• **Rows**:
%%
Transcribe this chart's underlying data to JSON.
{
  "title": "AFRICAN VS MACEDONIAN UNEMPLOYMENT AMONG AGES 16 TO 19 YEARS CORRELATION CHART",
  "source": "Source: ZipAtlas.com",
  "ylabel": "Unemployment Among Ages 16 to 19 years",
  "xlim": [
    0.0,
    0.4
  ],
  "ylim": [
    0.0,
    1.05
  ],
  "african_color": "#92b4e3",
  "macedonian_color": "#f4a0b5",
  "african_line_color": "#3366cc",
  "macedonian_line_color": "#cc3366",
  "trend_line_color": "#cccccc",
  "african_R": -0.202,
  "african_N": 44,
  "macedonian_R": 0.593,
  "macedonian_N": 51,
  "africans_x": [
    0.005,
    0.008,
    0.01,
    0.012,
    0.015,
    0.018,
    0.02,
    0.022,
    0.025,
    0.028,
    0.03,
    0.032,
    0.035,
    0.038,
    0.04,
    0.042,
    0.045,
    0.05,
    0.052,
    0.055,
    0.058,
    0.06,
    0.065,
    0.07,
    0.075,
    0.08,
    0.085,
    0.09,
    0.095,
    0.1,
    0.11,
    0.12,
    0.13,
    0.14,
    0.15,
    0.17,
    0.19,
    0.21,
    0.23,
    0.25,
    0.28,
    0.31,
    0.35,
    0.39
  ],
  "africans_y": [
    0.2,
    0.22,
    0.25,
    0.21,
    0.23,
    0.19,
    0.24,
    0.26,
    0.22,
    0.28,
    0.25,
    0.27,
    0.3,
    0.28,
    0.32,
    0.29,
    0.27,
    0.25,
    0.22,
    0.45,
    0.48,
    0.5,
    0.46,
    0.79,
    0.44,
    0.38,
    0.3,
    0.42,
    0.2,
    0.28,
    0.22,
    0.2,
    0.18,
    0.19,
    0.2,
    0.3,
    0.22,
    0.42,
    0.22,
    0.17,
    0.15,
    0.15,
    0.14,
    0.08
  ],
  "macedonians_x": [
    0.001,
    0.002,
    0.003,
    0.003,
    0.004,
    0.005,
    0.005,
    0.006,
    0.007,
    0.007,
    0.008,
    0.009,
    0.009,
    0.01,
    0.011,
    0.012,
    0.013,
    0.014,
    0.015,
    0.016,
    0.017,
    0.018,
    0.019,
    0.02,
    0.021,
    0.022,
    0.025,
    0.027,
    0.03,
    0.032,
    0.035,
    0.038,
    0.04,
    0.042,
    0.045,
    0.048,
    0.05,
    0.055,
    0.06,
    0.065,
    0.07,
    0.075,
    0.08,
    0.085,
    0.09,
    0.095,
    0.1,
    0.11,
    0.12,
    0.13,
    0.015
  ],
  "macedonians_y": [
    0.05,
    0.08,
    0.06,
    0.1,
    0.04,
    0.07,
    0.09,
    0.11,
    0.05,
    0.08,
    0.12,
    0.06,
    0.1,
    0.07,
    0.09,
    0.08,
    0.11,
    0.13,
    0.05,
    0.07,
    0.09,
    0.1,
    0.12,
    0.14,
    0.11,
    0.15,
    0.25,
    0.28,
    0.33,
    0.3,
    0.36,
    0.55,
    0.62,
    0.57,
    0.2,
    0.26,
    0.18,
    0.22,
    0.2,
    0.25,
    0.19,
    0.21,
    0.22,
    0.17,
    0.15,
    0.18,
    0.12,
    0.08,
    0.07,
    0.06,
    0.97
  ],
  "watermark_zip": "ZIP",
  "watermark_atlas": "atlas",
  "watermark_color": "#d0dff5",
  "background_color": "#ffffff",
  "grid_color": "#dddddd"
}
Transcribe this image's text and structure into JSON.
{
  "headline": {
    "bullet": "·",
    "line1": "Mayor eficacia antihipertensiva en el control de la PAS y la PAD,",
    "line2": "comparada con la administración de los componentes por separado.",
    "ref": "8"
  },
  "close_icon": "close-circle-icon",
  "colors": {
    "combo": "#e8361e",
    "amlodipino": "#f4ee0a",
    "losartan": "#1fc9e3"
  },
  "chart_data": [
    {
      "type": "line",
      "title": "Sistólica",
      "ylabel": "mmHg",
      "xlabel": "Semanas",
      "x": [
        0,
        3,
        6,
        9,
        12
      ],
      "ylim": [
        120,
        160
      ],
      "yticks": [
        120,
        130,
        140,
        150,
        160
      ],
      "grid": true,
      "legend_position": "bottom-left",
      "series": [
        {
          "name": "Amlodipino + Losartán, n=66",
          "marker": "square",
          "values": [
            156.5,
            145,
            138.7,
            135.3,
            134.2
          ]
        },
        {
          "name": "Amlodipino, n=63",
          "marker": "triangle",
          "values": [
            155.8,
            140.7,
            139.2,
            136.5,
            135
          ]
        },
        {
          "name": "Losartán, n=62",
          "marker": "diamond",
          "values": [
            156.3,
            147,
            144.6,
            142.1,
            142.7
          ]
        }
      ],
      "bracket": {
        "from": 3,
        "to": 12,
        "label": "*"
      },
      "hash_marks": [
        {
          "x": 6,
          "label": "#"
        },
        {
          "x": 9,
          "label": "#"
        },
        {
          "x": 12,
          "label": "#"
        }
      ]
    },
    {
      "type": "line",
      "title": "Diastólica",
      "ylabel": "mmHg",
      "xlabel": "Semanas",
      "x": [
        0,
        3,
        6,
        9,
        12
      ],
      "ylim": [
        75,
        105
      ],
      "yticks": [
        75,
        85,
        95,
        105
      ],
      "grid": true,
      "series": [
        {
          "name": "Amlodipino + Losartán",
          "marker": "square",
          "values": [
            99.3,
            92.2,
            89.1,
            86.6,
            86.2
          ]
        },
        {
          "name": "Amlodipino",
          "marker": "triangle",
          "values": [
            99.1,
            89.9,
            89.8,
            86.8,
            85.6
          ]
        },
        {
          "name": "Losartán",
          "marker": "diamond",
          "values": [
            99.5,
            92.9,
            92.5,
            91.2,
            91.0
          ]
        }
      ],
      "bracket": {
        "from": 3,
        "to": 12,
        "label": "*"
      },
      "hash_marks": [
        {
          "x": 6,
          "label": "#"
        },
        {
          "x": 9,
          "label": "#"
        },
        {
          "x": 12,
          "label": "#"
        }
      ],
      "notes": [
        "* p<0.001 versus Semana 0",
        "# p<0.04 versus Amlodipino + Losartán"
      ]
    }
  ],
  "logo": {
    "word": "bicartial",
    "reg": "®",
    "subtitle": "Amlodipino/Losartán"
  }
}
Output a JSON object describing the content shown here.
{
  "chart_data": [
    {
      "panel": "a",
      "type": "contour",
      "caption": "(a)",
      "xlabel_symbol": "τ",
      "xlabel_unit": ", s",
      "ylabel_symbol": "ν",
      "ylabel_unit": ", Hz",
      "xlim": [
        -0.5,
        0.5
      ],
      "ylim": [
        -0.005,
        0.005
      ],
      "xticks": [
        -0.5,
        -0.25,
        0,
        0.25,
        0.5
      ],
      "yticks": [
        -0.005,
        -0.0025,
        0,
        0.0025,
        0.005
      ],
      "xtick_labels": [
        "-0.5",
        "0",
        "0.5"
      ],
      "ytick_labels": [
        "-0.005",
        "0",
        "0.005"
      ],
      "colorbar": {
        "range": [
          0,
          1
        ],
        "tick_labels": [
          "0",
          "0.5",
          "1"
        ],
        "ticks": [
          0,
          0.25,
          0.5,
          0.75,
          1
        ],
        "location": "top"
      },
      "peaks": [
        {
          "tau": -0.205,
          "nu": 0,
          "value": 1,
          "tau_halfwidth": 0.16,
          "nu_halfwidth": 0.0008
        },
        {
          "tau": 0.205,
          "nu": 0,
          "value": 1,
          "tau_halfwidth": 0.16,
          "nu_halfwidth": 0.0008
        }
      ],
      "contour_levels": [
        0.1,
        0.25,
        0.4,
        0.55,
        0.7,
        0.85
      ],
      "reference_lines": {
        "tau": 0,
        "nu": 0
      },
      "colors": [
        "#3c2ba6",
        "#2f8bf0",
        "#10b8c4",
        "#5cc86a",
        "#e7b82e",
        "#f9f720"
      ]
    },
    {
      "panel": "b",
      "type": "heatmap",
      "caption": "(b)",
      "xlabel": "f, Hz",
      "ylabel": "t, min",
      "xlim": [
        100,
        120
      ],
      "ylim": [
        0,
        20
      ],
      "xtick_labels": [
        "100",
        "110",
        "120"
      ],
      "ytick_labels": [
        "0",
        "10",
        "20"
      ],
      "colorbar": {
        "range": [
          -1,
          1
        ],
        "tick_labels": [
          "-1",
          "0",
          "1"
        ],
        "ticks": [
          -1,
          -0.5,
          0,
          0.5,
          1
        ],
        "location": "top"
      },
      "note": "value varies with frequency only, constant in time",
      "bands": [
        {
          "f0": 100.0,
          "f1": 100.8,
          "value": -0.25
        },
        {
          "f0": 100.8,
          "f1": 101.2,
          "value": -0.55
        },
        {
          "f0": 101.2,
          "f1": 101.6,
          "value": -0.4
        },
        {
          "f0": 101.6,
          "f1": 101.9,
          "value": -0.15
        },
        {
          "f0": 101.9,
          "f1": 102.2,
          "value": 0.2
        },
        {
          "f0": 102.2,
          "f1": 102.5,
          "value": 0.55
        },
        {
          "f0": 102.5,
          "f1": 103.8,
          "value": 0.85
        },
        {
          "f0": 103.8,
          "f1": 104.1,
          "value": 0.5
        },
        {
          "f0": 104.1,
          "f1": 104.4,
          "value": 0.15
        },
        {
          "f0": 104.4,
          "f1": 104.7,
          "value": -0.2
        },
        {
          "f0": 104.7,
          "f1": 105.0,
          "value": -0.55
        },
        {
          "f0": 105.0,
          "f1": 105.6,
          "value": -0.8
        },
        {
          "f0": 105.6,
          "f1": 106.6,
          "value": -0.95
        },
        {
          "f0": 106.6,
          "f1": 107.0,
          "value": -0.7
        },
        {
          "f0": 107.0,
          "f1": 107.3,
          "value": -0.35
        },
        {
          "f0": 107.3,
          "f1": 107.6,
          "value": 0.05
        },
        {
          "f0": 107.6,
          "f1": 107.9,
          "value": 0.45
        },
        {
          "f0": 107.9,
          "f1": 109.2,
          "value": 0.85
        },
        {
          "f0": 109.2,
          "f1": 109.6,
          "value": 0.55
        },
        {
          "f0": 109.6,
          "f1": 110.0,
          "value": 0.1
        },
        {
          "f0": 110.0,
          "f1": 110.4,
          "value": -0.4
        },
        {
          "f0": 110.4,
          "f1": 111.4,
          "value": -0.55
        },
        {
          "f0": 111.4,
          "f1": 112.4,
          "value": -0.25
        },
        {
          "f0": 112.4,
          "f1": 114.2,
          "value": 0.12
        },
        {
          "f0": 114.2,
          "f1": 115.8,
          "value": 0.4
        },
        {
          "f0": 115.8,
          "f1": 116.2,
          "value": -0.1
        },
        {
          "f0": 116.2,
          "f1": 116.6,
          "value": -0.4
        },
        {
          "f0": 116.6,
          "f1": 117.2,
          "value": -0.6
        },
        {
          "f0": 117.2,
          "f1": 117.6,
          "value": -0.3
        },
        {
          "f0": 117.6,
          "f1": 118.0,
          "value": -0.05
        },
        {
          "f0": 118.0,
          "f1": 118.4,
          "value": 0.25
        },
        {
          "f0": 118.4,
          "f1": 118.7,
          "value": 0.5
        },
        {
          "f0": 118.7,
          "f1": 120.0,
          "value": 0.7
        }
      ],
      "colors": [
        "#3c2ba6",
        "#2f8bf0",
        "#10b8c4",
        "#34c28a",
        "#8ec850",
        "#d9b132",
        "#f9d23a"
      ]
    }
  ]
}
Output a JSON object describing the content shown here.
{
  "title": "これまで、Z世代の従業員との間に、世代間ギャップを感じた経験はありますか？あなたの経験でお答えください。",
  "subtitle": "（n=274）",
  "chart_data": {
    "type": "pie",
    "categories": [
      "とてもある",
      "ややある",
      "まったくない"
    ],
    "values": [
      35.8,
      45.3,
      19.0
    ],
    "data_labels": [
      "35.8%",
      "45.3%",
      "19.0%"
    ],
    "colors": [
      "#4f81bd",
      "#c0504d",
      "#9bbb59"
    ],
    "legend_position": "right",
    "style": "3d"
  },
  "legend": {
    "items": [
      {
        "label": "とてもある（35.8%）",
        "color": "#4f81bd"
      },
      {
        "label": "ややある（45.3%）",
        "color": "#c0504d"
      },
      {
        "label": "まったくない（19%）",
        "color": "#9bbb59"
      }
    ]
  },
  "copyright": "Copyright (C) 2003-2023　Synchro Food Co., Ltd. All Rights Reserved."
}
%%
• **Work to do**: List each line of the records that holds the string "subtitle".

• **The response**:
    "subtitle": "Amlodipino/Losartán"
  "subtitle": "（n=274）",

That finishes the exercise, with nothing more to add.